Copy each line exactly.

Data entries:
^^^^^^^^

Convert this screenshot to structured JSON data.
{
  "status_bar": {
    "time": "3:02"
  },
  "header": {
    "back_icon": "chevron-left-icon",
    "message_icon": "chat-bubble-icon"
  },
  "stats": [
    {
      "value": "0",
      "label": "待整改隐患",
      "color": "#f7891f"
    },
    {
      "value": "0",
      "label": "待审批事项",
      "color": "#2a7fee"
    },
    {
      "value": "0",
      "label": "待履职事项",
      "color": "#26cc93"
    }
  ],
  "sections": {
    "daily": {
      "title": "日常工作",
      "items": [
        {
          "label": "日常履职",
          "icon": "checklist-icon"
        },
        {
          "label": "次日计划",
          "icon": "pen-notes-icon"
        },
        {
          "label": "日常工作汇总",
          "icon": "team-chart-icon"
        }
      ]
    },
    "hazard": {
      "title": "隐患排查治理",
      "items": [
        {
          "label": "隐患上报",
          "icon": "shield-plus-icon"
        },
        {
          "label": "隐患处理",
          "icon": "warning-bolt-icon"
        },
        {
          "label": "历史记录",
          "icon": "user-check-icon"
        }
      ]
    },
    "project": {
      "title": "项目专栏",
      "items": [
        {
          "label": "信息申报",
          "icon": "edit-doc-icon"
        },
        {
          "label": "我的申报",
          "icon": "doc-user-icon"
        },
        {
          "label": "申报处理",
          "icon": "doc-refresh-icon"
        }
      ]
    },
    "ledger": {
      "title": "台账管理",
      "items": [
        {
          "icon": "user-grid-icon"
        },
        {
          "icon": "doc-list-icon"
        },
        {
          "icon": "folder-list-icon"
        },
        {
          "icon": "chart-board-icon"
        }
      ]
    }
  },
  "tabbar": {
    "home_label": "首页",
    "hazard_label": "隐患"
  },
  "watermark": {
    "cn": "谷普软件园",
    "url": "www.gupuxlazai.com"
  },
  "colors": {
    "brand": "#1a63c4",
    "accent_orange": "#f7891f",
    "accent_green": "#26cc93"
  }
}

^^^^^^^^

Finished answer >>
Convert this screenshot to structured JSON data.
{
  "status_bar": {
    "time": "3:02"
  },
  "header": {
    "back_icon": "chevron-left-icon",
    "message_icon": "chat-bubble-icon"
  },
  "stats": [
    {
      "value": "0",
      "label": "待整改隐患",
      "color": "#f7891f"
    },
    {
      "value": "0",
      "label": "待审批事项",
      "color": "#2a7fee"
    },
    {
      "value": "0",
      "label": "待履职事项",
      "color": "#26cc93"
    }
  ],
  "sections": {
    "daily": {
      "title": "日常工作",
      "items": [
        {
          "label": "日常履职",
          "icon": "checklist-icon"
        },
        {
          "label": "次日计划",
          "icon": "pen-notes-icon"
        },
        {
          "label": "日常工作汇总",
          "icon": "team-chart-icon"
        }
      ]
    },
    "hazard": {
      "title": "隐患排查治理",
      "items": [
        {
          "label": "隐患上报",
          "icon": "shield-plus-icon"
        },
        {
          "label": "隐患处理",
          "icon": "warning-bolt-icon"
        },
        {
          "label": "历史记录",
          "icon": "user-check-icon"
        }
      ]
    },
    "project": {
      "title": "项目专栏",
      "items": [
        {
          "label": "信息申报",
          "icon": "edit-doc-icon"
        },
        {
          "label": "我的申报",
          "icon": "doc-user-icon"
        },
        {
          "label": "申报处理",
          "icon": "doc-refresh-icon"
        }
      ]
    },
    "ledger": {
      "title": "台账管理",
      "items": [
        {
          "icon": "user-grid-icon"
        },
        {
          "icon": "doc-list-icon"
        },
        {
          "icon": "folder-list-icon"
        },
        {
          "icon": "chart-board-icon"
        }
      ]
    }
  },
  "tabbar": {
    "home_label": "首页",
    "hazard_label": "隐患"
  },
  "watermark": {
    "cn": "谷普软件园",
    "url": "www.gupuxlazai.com"
  },
  "colors": {
    "brand": "#1a63c4",
    "accent_orange": "#f7891f",
    "accent_green": "#26cc93"
  }
}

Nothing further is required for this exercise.